■ RECORDED INFORMATION
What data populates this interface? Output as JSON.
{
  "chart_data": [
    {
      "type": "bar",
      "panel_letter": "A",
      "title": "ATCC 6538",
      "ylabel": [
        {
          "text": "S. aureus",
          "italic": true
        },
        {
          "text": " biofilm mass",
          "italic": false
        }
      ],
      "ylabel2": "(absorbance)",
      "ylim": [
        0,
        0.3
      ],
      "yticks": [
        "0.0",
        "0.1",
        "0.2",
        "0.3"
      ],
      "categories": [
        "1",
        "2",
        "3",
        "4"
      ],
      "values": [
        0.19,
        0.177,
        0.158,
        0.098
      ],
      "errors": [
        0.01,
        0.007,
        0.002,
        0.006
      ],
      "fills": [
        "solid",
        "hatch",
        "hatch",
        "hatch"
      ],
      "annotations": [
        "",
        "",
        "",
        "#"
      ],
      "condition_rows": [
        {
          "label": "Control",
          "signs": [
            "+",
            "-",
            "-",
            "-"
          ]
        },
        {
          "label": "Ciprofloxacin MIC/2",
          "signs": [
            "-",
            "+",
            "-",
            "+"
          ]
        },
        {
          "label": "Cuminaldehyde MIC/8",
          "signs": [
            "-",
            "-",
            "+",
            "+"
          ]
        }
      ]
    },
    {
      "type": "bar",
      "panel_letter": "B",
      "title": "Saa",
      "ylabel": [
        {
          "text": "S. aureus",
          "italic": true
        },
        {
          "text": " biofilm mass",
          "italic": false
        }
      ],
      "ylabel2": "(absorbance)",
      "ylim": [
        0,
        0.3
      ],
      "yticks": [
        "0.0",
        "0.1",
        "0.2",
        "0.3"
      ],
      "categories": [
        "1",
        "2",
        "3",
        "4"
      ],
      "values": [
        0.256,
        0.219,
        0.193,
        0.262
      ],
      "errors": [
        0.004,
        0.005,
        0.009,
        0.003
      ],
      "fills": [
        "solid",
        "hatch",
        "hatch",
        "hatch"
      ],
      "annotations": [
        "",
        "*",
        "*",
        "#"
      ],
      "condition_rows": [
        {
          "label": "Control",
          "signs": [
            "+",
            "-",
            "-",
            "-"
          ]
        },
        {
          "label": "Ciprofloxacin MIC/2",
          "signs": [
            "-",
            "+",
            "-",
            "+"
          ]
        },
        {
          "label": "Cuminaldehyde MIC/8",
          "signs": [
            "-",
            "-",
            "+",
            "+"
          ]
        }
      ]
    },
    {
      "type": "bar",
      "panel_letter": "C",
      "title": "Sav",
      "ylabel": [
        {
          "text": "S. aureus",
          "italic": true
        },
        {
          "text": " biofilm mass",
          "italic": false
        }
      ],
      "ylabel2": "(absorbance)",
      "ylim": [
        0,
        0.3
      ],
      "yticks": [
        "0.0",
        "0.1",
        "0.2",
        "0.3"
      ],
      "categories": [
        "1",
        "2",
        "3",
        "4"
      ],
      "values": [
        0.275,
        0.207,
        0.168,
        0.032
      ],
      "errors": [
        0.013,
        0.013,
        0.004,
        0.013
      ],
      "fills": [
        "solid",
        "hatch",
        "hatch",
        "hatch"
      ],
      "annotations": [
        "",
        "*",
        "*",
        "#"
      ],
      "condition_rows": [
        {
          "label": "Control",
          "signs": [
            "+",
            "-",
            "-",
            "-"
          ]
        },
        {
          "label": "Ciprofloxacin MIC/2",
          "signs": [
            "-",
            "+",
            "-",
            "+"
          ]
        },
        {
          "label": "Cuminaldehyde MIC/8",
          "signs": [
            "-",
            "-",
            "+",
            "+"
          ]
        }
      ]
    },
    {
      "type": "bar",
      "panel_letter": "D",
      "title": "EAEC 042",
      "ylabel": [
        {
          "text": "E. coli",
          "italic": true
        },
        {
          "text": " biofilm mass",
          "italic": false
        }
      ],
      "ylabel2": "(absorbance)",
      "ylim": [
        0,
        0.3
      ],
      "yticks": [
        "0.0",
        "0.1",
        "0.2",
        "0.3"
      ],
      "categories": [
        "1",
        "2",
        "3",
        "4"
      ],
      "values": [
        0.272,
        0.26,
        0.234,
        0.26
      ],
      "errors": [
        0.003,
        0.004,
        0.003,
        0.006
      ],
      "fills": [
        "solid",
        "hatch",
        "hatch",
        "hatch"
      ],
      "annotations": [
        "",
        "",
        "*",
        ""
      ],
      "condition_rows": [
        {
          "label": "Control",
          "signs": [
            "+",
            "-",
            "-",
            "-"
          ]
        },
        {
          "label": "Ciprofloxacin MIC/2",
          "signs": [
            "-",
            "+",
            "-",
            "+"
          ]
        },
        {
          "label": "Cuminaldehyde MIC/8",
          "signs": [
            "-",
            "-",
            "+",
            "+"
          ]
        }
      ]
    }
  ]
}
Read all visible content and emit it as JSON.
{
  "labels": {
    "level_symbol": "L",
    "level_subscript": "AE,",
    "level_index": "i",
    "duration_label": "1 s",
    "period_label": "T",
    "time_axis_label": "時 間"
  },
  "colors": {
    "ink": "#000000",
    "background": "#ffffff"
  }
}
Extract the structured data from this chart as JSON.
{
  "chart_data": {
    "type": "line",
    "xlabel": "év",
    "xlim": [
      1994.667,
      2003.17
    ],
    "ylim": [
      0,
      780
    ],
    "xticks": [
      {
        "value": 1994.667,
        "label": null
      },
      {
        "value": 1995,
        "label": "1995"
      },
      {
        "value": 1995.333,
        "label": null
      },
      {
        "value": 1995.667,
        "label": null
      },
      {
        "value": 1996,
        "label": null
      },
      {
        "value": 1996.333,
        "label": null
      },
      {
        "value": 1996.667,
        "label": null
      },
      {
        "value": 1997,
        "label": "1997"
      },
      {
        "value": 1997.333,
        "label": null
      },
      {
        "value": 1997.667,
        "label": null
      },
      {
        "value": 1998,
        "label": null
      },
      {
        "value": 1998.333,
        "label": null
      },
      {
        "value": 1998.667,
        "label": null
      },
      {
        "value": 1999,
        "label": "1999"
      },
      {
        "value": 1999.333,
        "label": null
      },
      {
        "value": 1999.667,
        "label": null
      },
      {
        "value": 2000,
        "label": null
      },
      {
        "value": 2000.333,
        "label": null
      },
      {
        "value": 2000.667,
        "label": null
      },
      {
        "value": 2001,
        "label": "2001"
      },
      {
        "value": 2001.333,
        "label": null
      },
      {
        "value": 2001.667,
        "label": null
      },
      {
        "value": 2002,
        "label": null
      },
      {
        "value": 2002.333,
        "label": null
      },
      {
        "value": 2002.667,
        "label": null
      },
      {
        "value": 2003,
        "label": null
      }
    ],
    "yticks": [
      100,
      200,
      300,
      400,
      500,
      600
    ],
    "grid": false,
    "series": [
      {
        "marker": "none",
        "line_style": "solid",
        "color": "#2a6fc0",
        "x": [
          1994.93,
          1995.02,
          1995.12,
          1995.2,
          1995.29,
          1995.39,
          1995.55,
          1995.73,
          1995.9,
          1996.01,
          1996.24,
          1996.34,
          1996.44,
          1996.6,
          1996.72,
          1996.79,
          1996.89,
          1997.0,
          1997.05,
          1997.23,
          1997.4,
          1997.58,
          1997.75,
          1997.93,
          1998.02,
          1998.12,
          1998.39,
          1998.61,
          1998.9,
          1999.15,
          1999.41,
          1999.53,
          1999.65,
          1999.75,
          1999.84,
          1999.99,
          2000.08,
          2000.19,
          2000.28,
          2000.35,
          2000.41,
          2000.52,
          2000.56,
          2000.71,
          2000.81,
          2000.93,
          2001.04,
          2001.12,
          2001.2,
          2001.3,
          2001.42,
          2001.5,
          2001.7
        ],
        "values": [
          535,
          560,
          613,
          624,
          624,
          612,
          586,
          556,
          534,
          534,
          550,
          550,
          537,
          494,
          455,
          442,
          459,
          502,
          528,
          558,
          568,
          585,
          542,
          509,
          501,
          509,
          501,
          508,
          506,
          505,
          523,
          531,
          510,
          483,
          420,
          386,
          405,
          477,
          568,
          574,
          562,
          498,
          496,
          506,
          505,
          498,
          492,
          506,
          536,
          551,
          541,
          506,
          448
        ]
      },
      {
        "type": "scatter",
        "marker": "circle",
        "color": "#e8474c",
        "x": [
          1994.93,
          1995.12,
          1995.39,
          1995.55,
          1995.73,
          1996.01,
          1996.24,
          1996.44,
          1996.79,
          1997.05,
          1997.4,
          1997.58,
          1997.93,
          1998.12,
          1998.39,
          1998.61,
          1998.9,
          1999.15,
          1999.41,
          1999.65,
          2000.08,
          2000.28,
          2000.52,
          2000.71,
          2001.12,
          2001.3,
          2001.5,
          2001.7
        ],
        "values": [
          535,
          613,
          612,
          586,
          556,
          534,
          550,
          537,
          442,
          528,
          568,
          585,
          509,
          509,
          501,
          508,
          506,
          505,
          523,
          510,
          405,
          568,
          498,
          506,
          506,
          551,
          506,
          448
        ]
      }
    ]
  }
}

■ EXERCISE BRIEF
In the entries above, find every line with the word "JSON" and list it.

■ TASK RESULT
What data populates this interface? Output as JSON.
Read all visible content and emit it as JSON.
Extract the structured data from this chart as JSON.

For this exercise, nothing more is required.